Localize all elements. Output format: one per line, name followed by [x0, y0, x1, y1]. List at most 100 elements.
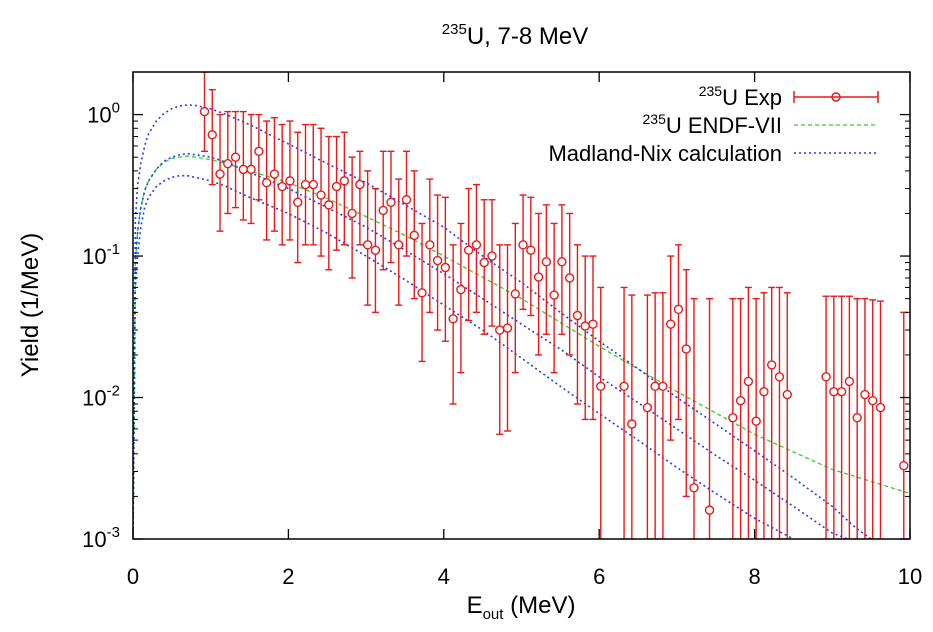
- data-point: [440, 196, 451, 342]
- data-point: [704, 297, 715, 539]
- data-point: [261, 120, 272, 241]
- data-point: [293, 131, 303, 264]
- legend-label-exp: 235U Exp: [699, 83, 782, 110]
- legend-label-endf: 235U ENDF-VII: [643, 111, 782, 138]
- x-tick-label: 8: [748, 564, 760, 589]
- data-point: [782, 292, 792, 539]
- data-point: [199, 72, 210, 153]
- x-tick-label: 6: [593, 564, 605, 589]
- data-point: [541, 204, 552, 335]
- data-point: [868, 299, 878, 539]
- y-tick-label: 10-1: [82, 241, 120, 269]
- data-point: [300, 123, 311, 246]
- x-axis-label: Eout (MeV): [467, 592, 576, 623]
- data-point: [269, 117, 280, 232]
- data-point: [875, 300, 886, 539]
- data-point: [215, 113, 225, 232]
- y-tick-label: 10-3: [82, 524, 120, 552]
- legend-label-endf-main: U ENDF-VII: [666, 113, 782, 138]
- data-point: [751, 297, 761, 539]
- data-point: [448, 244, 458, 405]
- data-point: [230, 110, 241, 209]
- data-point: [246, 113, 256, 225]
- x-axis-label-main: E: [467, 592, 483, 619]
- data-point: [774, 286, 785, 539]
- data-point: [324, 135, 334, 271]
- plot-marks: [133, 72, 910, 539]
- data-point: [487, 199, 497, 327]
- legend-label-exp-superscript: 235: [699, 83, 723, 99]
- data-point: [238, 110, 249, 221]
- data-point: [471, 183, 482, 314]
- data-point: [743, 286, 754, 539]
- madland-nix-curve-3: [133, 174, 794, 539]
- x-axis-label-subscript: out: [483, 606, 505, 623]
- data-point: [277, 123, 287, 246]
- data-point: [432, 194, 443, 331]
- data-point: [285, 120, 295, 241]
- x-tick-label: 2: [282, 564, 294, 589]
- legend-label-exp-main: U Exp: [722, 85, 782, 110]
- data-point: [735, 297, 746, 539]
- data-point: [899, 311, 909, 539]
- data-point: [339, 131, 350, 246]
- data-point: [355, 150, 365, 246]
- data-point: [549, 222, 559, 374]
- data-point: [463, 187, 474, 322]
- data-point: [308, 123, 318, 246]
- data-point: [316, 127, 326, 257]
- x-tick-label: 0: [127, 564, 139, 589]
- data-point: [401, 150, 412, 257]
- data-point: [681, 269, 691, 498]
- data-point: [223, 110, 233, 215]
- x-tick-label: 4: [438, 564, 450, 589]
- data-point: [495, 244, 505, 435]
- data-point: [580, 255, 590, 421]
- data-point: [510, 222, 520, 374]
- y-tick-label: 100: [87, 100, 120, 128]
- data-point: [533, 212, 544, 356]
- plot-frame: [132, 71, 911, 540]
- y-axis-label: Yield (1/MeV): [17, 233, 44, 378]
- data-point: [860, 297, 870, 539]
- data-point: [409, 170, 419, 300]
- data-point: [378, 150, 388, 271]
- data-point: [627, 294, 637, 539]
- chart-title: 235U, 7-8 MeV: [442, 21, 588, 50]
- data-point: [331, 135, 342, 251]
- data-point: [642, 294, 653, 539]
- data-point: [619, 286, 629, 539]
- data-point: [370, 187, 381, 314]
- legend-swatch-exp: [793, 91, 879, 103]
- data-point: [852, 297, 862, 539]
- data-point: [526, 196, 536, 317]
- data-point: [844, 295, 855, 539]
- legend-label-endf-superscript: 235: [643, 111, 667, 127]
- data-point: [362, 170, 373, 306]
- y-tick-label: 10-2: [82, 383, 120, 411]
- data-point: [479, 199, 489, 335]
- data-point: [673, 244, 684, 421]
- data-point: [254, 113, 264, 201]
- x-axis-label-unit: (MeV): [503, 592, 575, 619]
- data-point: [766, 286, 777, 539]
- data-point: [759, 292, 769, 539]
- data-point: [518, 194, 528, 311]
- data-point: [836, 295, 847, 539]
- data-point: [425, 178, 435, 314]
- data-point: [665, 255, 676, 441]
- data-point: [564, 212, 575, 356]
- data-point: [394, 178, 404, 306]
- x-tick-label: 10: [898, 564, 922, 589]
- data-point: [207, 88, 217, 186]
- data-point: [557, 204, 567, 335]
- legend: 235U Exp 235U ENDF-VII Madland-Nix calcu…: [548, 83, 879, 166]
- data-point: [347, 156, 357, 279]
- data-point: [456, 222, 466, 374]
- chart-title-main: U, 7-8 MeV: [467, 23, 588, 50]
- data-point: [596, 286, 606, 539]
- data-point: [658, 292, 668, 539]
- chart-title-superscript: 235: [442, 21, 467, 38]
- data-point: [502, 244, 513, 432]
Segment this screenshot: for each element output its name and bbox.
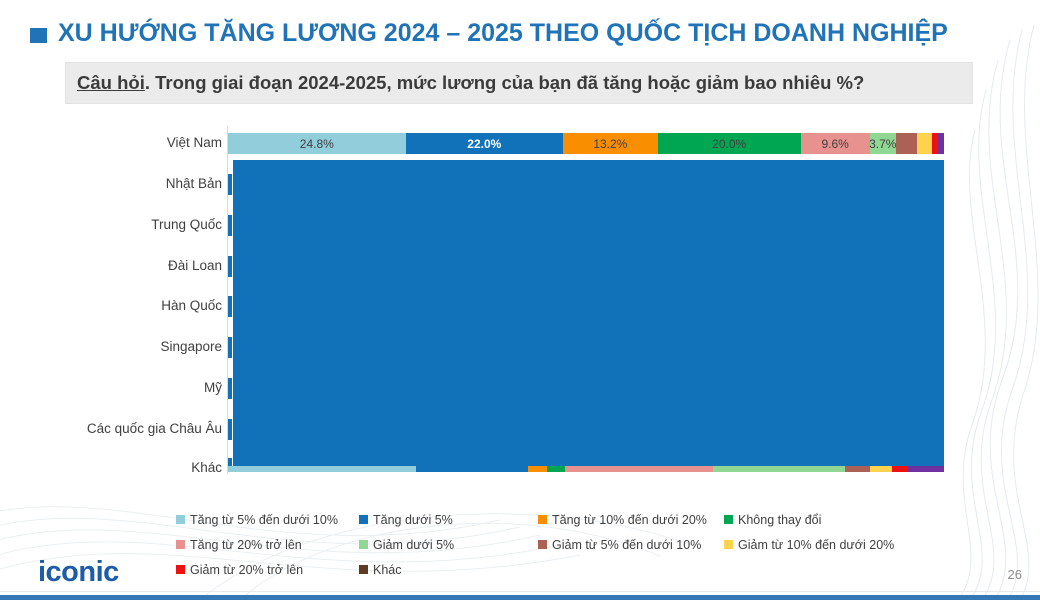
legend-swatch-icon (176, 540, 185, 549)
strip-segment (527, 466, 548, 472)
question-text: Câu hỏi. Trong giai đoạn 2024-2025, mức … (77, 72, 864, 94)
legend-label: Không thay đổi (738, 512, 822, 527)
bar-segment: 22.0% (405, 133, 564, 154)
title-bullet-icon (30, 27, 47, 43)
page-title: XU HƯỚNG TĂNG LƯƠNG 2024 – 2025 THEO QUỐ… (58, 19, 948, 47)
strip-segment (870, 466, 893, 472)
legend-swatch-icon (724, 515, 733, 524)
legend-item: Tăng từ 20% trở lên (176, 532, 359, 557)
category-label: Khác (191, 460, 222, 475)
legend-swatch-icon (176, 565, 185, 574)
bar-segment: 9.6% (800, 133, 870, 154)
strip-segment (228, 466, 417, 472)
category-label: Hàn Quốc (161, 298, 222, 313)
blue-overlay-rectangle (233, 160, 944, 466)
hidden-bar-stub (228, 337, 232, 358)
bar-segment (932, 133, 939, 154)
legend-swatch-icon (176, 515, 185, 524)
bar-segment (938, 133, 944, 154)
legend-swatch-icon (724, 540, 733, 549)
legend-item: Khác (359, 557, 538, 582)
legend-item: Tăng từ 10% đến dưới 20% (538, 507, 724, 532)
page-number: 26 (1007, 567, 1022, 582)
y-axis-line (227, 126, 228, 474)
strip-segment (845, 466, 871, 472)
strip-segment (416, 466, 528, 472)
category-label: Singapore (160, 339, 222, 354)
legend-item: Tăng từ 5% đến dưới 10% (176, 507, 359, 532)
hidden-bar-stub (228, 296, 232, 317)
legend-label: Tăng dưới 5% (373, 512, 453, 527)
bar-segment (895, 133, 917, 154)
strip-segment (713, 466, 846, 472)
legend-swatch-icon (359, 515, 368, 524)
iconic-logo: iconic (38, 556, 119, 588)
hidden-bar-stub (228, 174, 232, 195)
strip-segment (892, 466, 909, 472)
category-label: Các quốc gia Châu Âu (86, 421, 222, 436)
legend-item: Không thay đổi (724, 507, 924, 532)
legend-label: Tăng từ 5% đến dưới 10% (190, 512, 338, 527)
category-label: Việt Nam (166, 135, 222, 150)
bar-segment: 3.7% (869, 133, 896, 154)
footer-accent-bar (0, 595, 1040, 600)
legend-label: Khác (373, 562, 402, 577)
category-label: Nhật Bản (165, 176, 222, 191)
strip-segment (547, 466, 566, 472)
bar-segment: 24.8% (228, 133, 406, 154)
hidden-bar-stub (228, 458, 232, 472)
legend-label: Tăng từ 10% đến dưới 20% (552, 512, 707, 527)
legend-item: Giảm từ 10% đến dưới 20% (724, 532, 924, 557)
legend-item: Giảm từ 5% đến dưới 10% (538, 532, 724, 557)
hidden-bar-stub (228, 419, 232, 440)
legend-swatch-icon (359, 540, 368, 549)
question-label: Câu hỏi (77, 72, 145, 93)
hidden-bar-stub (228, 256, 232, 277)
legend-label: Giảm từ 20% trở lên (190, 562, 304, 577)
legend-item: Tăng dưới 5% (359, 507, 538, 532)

________________

■ **WHAT YOU WILL DO**: Reproduce verbatim the lines of the records starting at the line containing "legend-swatch-icon (176, 540, 185, 549)" and ending at the line containing "legend-item: Giảm từ 10%", including both of these lines. Give only those lines.

■ **PROBLEM SOLUTION**:
legend-swatch-icon (176, 540, 185, 549)
strip-segment (527, 466, 548, 472)
question-text: Câu hỏi. Trong giai đoạn 2024-2025, mức … (77, 72, 864, 94)
legend-label: Không thay đổi (738, 512, 822, 527)
bar-segment: 22.0% (405, 133, 564, 154)
title-bullet-icon (30, 27, 47, 43)
page-title: XU HƯỚNG TĂNG LƯƠNG 2024 – 2025 THEO QUỐ… (58, 19, 948, 47)
strip-segment (870, 466, 893, 472)
legend-swatch-icon (724, 515, 733, 524)
legend-item: Tăng từ 20% trở lên (176, 532, 359, 557)
category-label: Khác (191, 460, 222, 475)
legend-swatch-icon (176, 565, 185, 574)
bar-segment: 9.6% (800, 133, 870, 154)
strip-segment (228, 466, 417, 472)
category-label: Hàn Quốc (161, 298, 222, 313)
blue-overlay-rectangle (233, 160, 944, 466)
hidden-bar-stub (228, 337, 232, 358)
bar-segment (932, 133, 939, 154)
legend-swatch-icon (176, 515, 185, 524)
bar-segment (938, 133, 944, 154)
legend-swatch-icon (724, 540, 733, 549)
legend-item: Khác (359, 557, 538, 582)
legend-item: Tăng từ 10% đến dưới 20% (538, 507, 724, 532)
page-number: 26 (1007, 567, 1022, 582)
y-axis-line (227, 126, 228, 474)
strip-segment (845, 466, 871, 472)
strip-segment (416, 466, 528, 472)
category-label: Singapore (160, 339, 222, 354)
legend-item: Tăng từ 5% đến dưới 10% (176, 507, 359, 532)
hidden-bar-stub (228, 296, 232, 317)
legend-label: Tăng dưới 5% (373, 512, 453, 527)
bar-segment (895, 133, 917, 154)
strip-segment (713, 466, 846, 472)
legend-swatch-icon (359, 515, 368, 524)
iconic-logo: iconic (38, 556, 119, 588)
hidden-bar-stub (228, 174, 232, 195)
strip-segment (892, 466, 909, 472)
category-label: Các quốc gia Châu Âu (86, 421, 222, 436)
legend-item: Không thay đổi (724, 507, 924, 532)
legend-label: Tăng từ 5% đến dưới 10% (190, 512, 338, 527)
category-label: Việt Nam (166, 135, 222, 150)
bar-segment: 3.7% (869, 133, 896, 154)
footer-accent-bar (0, 595, 1040, 600)
legend-label: Khác (373, 562, 402, 577)
category-label: Nhật Bản (165, 176, 222, 191)
strip-segment (547, 466, 566, 472)
bar-segment: 24.8% (228, 133, 406, 154)
hidden-bar-stub (228, 458, 232, 472)
legend-label: Tăng từ 10% đến dưới 20% (552, 512, 707, 527)
legend-item: Giảm từ 10% đến dưới 20% (724, 532, 924, 557)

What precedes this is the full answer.